++++ Material shown

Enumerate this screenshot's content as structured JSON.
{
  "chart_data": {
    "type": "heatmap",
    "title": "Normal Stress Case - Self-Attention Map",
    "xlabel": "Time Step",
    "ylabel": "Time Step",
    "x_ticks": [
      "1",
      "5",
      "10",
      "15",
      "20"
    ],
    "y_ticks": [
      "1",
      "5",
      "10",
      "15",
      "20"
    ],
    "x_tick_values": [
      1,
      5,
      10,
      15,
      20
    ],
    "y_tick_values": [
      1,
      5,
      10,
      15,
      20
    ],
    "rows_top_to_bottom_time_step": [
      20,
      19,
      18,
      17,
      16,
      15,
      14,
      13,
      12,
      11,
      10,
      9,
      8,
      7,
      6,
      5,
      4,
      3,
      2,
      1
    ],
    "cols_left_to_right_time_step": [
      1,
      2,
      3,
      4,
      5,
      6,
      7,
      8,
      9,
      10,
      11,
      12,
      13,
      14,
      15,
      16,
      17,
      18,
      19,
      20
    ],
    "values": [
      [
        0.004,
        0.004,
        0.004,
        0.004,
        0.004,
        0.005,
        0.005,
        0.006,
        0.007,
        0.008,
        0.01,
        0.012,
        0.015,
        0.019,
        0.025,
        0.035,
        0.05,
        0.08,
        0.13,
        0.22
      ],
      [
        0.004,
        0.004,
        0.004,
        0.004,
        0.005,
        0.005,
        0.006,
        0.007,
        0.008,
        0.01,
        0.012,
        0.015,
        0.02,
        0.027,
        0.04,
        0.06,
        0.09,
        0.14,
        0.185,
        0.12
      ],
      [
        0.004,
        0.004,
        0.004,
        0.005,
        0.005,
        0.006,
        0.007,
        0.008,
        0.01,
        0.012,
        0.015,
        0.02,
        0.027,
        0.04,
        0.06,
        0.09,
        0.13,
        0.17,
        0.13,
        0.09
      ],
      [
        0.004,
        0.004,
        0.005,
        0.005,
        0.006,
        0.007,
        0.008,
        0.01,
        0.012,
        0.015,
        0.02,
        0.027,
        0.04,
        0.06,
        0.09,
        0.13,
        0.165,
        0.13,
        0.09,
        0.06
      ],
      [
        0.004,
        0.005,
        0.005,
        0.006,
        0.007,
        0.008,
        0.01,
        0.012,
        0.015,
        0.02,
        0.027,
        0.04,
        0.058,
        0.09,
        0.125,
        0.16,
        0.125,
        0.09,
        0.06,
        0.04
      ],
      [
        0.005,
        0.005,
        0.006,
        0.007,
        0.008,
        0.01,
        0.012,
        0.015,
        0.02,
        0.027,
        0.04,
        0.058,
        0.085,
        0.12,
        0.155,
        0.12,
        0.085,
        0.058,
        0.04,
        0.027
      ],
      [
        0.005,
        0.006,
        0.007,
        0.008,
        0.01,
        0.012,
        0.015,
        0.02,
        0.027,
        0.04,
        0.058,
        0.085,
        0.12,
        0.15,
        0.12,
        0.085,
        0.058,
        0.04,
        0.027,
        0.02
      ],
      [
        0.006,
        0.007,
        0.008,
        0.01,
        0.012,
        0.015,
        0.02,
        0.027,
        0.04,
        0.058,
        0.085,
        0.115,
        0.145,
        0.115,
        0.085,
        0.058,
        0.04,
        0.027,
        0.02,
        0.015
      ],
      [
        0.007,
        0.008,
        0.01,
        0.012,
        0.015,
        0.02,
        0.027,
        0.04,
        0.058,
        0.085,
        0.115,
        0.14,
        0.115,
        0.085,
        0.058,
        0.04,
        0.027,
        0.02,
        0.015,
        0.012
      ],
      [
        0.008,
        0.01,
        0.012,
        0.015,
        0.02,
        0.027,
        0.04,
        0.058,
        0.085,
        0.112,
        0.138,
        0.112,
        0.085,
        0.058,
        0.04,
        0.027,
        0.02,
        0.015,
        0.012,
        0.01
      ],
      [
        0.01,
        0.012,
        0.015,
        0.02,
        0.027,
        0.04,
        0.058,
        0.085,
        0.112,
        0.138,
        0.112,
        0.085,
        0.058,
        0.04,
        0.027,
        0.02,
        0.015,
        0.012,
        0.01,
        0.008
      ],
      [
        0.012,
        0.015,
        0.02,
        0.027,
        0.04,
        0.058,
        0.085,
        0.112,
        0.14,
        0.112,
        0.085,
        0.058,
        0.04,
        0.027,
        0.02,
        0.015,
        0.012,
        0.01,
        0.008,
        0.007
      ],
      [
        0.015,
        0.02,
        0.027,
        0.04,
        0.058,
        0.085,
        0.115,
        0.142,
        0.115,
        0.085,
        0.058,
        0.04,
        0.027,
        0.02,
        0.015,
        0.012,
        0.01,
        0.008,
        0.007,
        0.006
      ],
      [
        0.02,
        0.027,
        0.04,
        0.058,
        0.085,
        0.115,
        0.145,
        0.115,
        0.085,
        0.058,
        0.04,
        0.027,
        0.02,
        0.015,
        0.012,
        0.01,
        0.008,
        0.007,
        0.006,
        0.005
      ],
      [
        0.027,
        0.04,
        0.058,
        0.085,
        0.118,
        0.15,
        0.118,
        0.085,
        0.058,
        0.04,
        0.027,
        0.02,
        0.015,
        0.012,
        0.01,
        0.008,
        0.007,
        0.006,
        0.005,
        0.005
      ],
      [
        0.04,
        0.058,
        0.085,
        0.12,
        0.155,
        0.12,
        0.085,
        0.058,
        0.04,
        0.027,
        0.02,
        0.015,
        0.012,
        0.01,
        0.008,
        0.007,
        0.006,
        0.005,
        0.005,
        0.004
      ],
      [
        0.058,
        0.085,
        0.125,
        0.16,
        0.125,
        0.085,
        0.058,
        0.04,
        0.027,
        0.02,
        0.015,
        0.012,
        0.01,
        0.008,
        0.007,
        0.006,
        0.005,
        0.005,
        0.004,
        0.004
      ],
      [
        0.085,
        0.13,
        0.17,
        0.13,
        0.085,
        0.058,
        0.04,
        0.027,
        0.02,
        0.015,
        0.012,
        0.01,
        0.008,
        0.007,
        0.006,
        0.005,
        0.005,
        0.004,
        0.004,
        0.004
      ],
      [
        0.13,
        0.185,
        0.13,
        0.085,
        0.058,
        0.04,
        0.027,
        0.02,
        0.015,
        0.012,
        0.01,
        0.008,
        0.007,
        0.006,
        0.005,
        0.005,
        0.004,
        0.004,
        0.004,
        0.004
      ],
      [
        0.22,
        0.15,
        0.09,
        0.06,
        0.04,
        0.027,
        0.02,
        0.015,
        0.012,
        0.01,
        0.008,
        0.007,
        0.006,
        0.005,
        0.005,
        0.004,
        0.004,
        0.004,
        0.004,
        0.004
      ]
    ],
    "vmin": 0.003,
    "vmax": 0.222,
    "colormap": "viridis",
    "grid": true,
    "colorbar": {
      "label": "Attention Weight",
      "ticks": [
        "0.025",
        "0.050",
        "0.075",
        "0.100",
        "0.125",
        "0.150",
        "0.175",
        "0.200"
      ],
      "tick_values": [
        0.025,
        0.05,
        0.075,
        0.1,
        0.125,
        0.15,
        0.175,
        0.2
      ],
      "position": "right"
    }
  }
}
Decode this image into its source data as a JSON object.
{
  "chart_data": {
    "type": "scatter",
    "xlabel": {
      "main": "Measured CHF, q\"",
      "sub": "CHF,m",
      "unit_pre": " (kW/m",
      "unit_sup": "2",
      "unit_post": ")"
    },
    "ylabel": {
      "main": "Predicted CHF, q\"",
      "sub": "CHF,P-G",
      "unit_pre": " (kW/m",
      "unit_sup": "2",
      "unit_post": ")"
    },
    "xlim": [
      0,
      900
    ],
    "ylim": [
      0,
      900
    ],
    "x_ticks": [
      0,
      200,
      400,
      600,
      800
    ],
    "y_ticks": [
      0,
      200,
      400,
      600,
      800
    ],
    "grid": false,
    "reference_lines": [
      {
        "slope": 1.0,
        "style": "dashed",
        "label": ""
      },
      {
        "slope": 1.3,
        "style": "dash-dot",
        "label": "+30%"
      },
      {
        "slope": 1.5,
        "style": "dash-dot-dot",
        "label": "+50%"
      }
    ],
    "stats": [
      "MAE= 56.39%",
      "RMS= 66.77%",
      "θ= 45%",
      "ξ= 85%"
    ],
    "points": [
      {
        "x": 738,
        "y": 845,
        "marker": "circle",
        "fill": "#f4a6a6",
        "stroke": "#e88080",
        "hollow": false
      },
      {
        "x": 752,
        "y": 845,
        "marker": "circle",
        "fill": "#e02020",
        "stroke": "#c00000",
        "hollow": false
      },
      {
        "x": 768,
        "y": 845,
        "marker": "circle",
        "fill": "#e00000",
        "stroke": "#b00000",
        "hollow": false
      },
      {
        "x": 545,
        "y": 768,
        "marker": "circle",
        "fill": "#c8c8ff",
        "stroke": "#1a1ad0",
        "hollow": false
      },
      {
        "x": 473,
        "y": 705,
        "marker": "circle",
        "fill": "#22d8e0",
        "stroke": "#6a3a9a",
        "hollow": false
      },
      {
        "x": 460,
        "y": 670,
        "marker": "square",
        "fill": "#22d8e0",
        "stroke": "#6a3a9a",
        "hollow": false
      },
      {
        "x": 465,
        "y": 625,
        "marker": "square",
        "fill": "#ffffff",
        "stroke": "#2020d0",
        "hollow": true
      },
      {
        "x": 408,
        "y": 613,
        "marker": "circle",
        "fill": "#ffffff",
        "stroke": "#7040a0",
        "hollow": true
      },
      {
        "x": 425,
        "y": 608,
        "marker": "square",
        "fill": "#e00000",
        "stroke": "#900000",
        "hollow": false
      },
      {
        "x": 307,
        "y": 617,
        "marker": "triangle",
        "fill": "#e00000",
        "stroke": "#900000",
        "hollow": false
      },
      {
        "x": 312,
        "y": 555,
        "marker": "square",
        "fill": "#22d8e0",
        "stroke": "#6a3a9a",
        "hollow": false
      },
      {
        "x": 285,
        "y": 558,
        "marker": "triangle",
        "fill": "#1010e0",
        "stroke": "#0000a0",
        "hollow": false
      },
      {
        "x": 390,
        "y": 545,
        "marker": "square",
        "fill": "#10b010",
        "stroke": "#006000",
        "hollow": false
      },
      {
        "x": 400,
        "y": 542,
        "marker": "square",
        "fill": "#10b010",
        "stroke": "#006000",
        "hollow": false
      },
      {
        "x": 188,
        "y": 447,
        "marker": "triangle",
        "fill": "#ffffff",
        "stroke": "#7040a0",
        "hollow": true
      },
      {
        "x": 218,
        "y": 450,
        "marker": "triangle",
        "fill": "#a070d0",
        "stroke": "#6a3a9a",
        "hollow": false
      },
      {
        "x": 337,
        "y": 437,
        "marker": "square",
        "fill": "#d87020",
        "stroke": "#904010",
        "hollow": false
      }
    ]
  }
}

++++++++

Exercise directions :: Find every line that has "this" in it, then return those lines.

Response ::
Enumerate this screenshot's content as structured JSON.
Decode this image into its source data as a JSON object.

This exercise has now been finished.